Material supplied:
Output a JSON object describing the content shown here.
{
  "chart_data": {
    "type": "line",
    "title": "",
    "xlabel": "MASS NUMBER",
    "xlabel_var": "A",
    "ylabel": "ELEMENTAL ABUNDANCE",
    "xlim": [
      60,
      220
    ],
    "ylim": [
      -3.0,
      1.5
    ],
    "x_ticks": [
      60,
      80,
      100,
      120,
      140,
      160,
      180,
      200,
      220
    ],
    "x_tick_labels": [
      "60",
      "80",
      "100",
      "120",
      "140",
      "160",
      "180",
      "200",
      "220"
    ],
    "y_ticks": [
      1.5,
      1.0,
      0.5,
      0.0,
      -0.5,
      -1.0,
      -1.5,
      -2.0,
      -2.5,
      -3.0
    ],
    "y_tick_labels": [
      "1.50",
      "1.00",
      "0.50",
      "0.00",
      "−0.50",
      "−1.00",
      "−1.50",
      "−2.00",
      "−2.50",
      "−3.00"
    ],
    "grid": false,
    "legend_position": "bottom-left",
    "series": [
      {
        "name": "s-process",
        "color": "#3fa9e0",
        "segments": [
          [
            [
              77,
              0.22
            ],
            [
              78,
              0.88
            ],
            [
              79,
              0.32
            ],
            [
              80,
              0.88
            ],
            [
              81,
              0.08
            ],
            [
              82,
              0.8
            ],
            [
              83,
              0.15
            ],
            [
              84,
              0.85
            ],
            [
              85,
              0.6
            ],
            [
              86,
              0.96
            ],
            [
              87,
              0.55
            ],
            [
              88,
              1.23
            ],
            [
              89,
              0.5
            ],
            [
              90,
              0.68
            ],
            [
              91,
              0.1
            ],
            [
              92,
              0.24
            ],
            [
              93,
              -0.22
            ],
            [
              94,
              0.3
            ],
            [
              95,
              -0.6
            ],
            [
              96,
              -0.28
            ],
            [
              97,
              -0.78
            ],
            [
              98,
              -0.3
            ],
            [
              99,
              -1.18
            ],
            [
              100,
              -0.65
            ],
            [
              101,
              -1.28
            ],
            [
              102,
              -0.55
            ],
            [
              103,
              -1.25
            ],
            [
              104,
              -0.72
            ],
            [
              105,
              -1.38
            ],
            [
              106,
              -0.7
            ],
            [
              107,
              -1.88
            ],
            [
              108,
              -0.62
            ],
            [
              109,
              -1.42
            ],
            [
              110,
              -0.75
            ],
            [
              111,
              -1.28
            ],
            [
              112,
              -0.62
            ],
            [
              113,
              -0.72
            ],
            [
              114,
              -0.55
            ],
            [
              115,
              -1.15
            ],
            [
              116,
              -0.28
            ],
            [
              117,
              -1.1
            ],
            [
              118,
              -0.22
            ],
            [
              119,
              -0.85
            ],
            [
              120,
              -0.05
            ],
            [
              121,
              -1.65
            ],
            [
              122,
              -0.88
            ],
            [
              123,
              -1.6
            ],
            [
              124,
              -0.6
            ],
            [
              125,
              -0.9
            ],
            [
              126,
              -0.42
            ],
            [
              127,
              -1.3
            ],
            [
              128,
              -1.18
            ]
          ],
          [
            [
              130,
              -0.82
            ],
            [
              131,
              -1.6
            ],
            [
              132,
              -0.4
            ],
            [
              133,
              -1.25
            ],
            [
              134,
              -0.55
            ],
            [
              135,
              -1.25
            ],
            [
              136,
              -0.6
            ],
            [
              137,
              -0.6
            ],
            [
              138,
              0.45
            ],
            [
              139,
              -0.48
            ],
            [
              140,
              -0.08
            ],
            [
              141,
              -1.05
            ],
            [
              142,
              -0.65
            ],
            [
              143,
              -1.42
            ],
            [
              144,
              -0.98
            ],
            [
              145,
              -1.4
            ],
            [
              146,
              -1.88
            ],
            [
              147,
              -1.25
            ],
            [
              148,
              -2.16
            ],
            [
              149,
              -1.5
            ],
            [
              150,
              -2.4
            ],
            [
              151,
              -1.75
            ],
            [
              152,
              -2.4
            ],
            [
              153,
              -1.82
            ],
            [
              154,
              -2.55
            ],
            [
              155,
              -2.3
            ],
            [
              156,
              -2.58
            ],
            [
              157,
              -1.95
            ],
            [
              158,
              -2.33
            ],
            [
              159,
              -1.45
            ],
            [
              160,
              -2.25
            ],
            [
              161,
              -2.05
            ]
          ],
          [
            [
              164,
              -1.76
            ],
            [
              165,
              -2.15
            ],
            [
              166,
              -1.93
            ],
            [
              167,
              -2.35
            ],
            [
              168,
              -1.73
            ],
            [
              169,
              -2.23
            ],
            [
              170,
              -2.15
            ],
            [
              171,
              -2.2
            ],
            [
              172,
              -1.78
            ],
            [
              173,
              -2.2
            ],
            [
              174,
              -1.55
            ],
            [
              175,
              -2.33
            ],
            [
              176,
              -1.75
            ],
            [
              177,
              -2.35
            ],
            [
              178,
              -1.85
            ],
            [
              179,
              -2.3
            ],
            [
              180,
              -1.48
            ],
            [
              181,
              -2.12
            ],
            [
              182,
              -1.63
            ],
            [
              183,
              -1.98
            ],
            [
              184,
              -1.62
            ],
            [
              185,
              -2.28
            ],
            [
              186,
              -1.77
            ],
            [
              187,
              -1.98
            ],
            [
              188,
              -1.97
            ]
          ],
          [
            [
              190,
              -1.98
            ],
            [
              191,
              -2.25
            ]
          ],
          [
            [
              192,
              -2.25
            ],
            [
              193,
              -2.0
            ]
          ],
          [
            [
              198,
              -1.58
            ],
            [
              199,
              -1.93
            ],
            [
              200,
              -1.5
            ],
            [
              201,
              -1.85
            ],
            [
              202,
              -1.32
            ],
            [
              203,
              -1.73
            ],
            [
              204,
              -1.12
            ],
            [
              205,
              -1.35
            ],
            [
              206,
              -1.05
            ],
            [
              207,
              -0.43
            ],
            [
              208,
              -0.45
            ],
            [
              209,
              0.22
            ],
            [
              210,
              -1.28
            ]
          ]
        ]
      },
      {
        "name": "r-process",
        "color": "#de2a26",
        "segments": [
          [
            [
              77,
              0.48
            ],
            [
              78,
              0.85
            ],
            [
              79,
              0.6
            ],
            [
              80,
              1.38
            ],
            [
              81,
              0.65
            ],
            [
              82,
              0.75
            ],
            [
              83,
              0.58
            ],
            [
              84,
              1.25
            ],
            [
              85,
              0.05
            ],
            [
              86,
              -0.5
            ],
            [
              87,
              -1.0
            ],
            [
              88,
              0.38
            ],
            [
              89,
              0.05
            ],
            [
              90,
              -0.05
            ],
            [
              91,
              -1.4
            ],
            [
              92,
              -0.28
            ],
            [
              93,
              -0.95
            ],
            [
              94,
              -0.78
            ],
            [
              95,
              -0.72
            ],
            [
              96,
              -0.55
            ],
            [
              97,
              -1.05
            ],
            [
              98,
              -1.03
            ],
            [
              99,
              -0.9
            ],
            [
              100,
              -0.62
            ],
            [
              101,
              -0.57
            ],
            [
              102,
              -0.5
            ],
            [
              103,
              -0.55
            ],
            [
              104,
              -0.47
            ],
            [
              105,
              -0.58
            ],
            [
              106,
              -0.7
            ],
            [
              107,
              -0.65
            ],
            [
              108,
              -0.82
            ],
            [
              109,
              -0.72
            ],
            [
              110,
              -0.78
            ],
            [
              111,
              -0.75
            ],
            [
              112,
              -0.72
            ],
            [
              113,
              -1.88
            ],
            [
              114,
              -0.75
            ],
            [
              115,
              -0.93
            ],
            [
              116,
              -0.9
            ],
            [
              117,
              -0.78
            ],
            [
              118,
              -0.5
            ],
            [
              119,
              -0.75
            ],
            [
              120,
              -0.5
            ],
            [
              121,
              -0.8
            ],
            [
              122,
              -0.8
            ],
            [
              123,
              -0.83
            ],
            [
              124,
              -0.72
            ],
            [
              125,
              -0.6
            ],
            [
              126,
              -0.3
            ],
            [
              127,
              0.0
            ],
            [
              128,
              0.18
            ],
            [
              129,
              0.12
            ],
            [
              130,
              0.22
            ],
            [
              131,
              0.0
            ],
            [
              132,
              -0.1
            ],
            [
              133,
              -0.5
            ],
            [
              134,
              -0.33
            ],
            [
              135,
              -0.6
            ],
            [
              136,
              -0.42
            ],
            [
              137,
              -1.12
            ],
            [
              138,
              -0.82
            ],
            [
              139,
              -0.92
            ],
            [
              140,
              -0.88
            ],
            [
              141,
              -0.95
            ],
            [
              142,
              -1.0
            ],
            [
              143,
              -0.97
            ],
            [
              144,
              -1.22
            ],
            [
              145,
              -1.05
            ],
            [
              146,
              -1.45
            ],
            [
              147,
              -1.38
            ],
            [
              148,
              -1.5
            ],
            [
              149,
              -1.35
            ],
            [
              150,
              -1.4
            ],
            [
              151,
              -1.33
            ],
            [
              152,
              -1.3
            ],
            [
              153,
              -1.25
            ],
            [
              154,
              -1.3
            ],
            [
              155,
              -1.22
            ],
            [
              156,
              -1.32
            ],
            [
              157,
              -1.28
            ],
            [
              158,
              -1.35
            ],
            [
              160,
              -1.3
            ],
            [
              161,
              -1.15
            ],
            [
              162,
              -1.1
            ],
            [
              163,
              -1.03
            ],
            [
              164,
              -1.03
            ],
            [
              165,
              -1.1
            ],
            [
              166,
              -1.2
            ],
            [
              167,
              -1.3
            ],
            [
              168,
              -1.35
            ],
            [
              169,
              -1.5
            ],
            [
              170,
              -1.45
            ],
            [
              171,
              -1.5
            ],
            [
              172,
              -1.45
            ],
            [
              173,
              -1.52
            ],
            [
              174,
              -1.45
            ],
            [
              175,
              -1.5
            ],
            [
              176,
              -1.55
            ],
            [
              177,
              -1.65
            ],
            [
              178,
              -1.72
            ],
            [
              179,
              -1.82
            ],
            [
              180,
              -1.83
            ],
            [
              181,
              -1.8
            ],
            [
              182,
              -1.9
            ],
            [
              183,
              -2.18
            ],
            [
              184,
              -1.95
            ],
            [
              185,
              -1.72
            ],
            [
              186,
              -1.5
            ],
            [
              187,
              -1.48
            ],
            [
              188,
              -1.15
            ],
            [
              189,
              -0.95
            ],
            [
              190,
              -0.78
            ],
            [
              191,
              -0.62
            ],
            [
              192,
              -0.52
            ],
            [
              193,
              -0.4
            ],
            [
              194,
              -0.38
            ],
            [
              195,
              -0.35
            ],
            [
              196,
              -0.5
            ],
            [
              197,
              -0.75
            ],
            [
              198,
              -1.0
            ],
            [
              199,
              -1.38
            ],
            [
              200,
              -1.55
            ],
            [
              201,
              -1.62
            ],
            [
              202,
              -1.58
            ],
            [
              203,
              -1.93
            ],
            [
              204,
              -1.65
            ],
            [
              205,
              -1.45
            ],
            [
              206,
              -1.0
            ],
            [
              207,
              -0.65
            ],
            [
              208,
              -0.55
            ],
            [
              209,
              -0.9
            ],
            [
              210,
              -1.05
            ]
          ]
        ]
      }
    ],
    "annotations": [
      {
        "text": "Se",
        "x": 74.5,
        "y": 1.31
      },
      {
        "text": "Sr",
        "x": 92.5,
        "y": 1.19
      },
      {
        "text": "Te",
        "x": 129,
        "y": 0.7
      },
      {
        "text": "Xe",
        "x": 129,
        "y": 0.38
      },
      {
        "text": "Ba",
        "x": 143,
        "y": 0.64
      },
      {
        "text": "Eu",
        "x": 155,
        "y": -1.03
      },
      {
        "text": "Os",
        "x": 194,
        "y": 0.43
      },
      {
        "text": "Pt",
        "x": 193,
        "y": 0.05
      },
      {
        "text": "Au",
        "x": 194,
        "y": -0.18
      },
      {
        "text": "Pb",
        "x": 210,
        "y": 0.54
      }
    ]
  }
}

Exercise details:
Using the material above, state how many lines include the string "text". Answer with a single number.

Task result:
10